INSTRUCTIONS TO FOLLOW> Write the records below out again exactly as given, with no images.

-- Start RECORD SET --

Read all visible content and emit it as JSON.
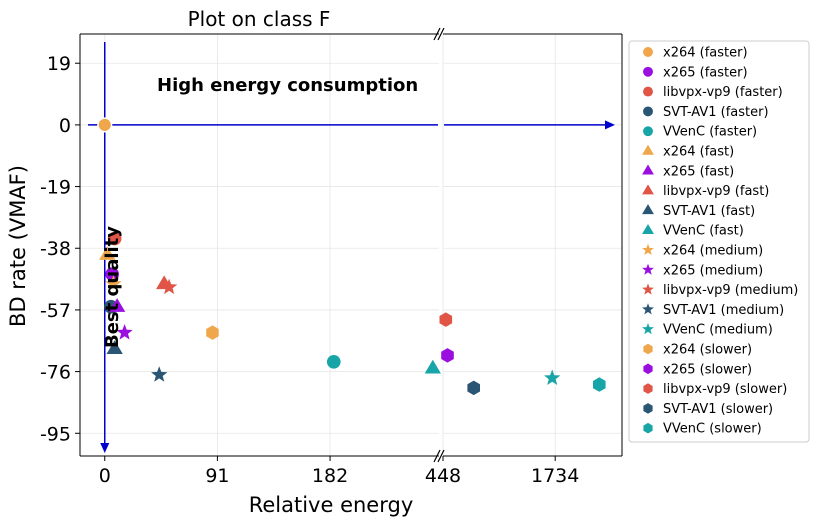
{
  "chart_data": {
    "type": "scatter",
    "title": "Plot on class F",
    "xlabel": "Relative energy",
    "ylabel": "BD rate (VMAF)",
    "x_ticks_left": [
      0,
      91,
      182
    ],
    "x_ticks_right": [
      448,
      1734
    ],
    "x_range_left": [
      -20,
      270
    ],
    "x_range_right": [
      448,
      2500
    ],
    "x_axis_break": true,
    "y_ticks": [
      19,
      0,
      -19,
      -38,
      -57,
      -76,
      -95
    ],
    "y_range": [
      -102,
      28
    ],
    "grid": true,
    "legend_position": "outside-right",
    "annotations": [
      {
        "text": "High energy consumption"
      },
      {
        "text": "Best quality"
      }
    ],
    "colors": {
      "x264": "#f0a64a",
      "x265": "#9a0ee0",
      "libvpx-vp9": "#e05545",
      "SVT-AV1": "#2b5575",
      "VVenC": "#18a5a8",
      "arrows": "#0000cc"
    },
    "series": [
      {
        "name": "x264 (faster)",
        "encoder": "x264",
        "preset": "faster",
        "marker": "circle",
        "points": [
          [
            0,
            0
          ]
        ]
      },
      {
        "name": "x265 (faster)",
        "encoder": "x265",
        "preset": "faster",
        "marker": "circle",
        "points": [
          [
            6,
            -46
          ]
        ]
      },
      {
        "name": "libvpx-vp9 (faster)",
        "encoder": "libvpx-vp9",
        "preset": "faster",
        "marker": "circle",
        "points": [
          [
            8,
            -35
          ]
        ]
      },
      {
        "name": "SVT-AV1 (faster)",
        "encoder": "SVT-AV1",
        "preset": "faster",
        "marker": "circle",
        "points": [
          [
            5,
            -56
          ]
        ]
      },
      {
        "name": "VVenC (faster)",
        "encoder": "VVenC",
        "preset": "faster",
        "marker": "circle",
        "points": [
          [
            185,
            -73
          ]
        ]
      },
      {
        "name": "x264 (fast)",
        "encoder": "x264",
        "preset": "fast",
        "marker": "triangle",
        "points": [
          [
            2,
            -40
          ]
        ]
      },
      {
        "name": "x265 (fast)",
        "encoder": "x265",
        "preset": "fast",
        "marker": "triangle",
        "points": [
          [
            10,
            -56
          ]
        ]
      },
      {
        "name": "libvpx-vp9 (fast)",
        "encoder": "libvpx-vp9",
        "preset": "fast",
        "marker": "triangle",
        "points": [
          [
            48,
            -49
          ]
        ]
      },
      {
        "name": "SVT-AV1 (fast)",
        "encoder": "SVT-AV1",
        "preset": "fast",
        "marker": "triangle",
        "points": [
          [
            8,
            -69
          ]
        ]
      },
      {
        "name": "VVenC (fast)",
        "encoder": "VVenC",
        "preset": "fast",
        "marker": "triangle",
        "points": [
          [
            265,
            -75
          ]
        ]
      },
      {
        "name": "x264 (medium)",
        "encoder": "x264",
        "preset": "medium",
        "marker": "star",
        "points": [
          [
            7,
            -49
          ]
        ]
      },
      {
        "name": "x265 (medium)",
        "encoder": "x265",
        "preset": "medium",
        "marker": "star",
        "points": [
          [
            16,
            -64
          ]
        ]
      },
      {
        "name": "libvpx-vp9 (medium)",
        "encoder": "libvpx-vp9",
        "preset": "medium",
        "marker": "star",
        "points": [
          [
            52,
            -50
          ]
        ]
      },
      {
        "name": "SVT-AV1 (medium)",
        "encoder": "SVT-AV1",
        "preset": "medium",
        "marker": "star",
        "points": [
          [
            44,
            -77
          ]
        ]
      },
      {
        "name": "VVenC (medium)",
        "encoder": "VVenC",
        "preset": "medium",
        "marker": "star",
        "points": [
          [
            1700,
            -78
          ]
        ]
      },
      {
        "name": "x264 (slower)",
        "encoder": "x264",
        "preset": "slower",
        "marker": "hexagon",
        "points": [
          [
            87,
            -64
          ]
        ]
      },
      {
        "name": "x265 (slower)",
        "encoder": "x265",
        "preset": "slower",
        "marker": "hexagon",
        "points": [
          [
            500,
            -71
          ]
        ]
      },
      {
        "name": "libvpx-vp9 (slower)",
        "encoder": "libvpx-vp9",
        "preset": "slower",
        "marker": "hexagon",
        "points": [
          [
            480,
            -60
          ]
        ]
      },
      {
        "name": "SVT-AV1 (slower)",
        "encoder": "SVT-AV1",
        "preset": "slower",
        "marker": "hexagon",
        "points": [
          [
            800,
            -81
          ]
        ]
      },
      {
        "name": "VVenC (slower)",
        "encoder": "VVenC",
        "preset": "slower",
        "marker": "hexagon",
        "points": [
          [
            2240,
            -80
          ]
        ]
      }
    ]
  }
}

-- End RECORD SET --

COMPLETE RESPONSE>
Read all visible content and emit it as JSON.
{
  "chart_data": {
    "type": "scatter",
    "title": "Plot on class F",
    "xlabel": "Relative energy",
    "ylabel": "BD rate (VMAF)",
    "x_ticks_left": [
      0,
      91,
      182
    ],
    "x_ticks_right": [
      448,
      1734
    ],
    "x_range_left": [
      -20,
      270
    ],
    "x_range_right": [
      448,
      2500
    ],
    "x_axis_break": true,
    "y_ticks": [
      19,
      0,
      -19,
      -38,
      -57,
      -76,
      -95
    ],
    "y_range": [
      -102,
      28
    ],
    "grid": true,
    "legend_position": "outside-right",
    "annotations": [
      {
        "text": "High energy consumption"
      },
      {
        "text": "Best quality"
      }
    ],
    "colors": {
      "x264": "#f0a64a",
      "x265": "#9a0ee0",
      "libvpx-vp9": "#e05545",
      "SVT-AV1": "#2b5575",
      "VVenC": "#18a5a8",
      "arrows": "#0000cc"
    },
    "series": [
      {
        "name": "x264 (faster)",
        "encoder": "x264",
        "preset": "faster",
        "marker": "circle",
        "points": [
          [
            0,
            0
          ]
        ]
      },
      {
        "name": "x265 (faster)",
        "encoder": "x265",
        "preset": "faster",
        "marker": "circle",
        "points": [
          [
            6,
            -46
          ]
        ]
      },
      {
        "name": "libvpx-vp9 (faster)",
        "encoder": "libvpx-vp9",
        "preset": "faster",
        "marker": "circle",
        "points": [
          [
            8,
            -35
          ]
        ]
      },
      {
        "name": "SVT-AV1 (faster)",
        "encoder": "SVT-AV1",
        "preset": "faster",
        "marker": "circle",
        "points": [
          [
            5,
            -56
          ]
        ]
      },
      {
        "name": "VVenC (faster)",
        "encoder": "VVenC",
        "preset": "faster",
        "marker": "circle",
        "points": [
          [
            185,
            -73
          ]
        ]
      },
      {
        "name": "x264 (fast)",
        "encoder": "x264",
        "preset": "fast",
        "marker": "triangle",
        "points": [
          [
            2,
            -40
          ]
        ]
      },
      {
        "name": "x265 (fast)",
        "encoder": "x265",
        "preset": "fast",
        "marker": "triangle",
        "points": [
          [
            10,
            -56
          ]
        ]
      },
      {
        "name": "libvpx-vp9 (fast)",
        "encoder": "libvpx-vp9",
        "preset": "fast",
        "marker": "triangle",
        "points": [
          [
            48,
            -49
          ]
        ]
      },
      {
        "name": "SVT-AV1 (fast)",
        "encoder": "SVT-AV1",
        "preset": "fast",
        "marker": "triangle",
        "points": [
          [
            8,
            -69
          ]
        ]
      },
      {
        "name": "VVenC (fast)",
        "encoder": "VVenC",
        "preset": "fast",
        "marker": "triangle",
        "points": [
          [
            265,
            -75
          ]
        ]
      },
      {
        "name": "x264 (medium)",
        "encoder": "x264",
        "preset": "medium",
        "marker": "star",
        "points": [
          [
            7,
            -49
          ]
        ]
      },
      {
        "name": "x265 (medium)",
        "encoder": "x265",
        "preset": "medium",
        "marker": "star",
        "points": [
          [
            16,
            -64
          ]
        ]
      },
      {
        "name": "libvpx-vp9 (medium)",
        "encoder": "libvpx-vp9",
        "preset": "medium",
        "marker": "star",
        "points": [
          [
            52,
            -50
          ]
        ]
      },
      {
        "name": "SVT-AV1 (medium)",
        "encoder": "SVT-AV1",
        "preset": "medium",
        "marker": "star",
        "points": [
          [
            44,
            -77
          ]
        ]
      },
      {
        "name": "VVenC (medium)",
        "encoder": "VVenC",
        "preset": "medium",
        "marker": "star",
        "points": [
          [
            1700,
            -78
          ]
        ]
      },
      {
        "name": "x264 (slower)",
        "encoder": "x264",
        "preset": "slower",
        "marker": "hexagon",
        "points": [
          [
            87,
            -64
          ]
        ]
      },
      {
        "name": "x265 (slower)",
        "encoder": "x265",
        "preset": "slower",
        "marker": "hexagon",
        "points": [
          [
            500,
            -71
          ]
        ]
      },
      {
        "name": "libvpx-vp9 (slower)",
        "encoder": "libvpx-vp9",
        "preset": "slower",
        "marker": "hexagon",
        "points": [
          [
            480,
            -60
          ]
        ]
      },
      {
        "name": "SVT-AV1 (slower)",
        "encoder": "SVT-AV1",
        "preset": "slower",
        "marker": "hexagon",
        "points": [
          [
            800,
            -81
          ]
        ]
      },
      {
        "name": "VVenC (slower)",
        "encoder": "VVenC",
        "preset": "slower",
        "marker": "hexagon",
        "points": [
          [
            2240,
            -80
          ]
        ]
      }
    ]
  }
}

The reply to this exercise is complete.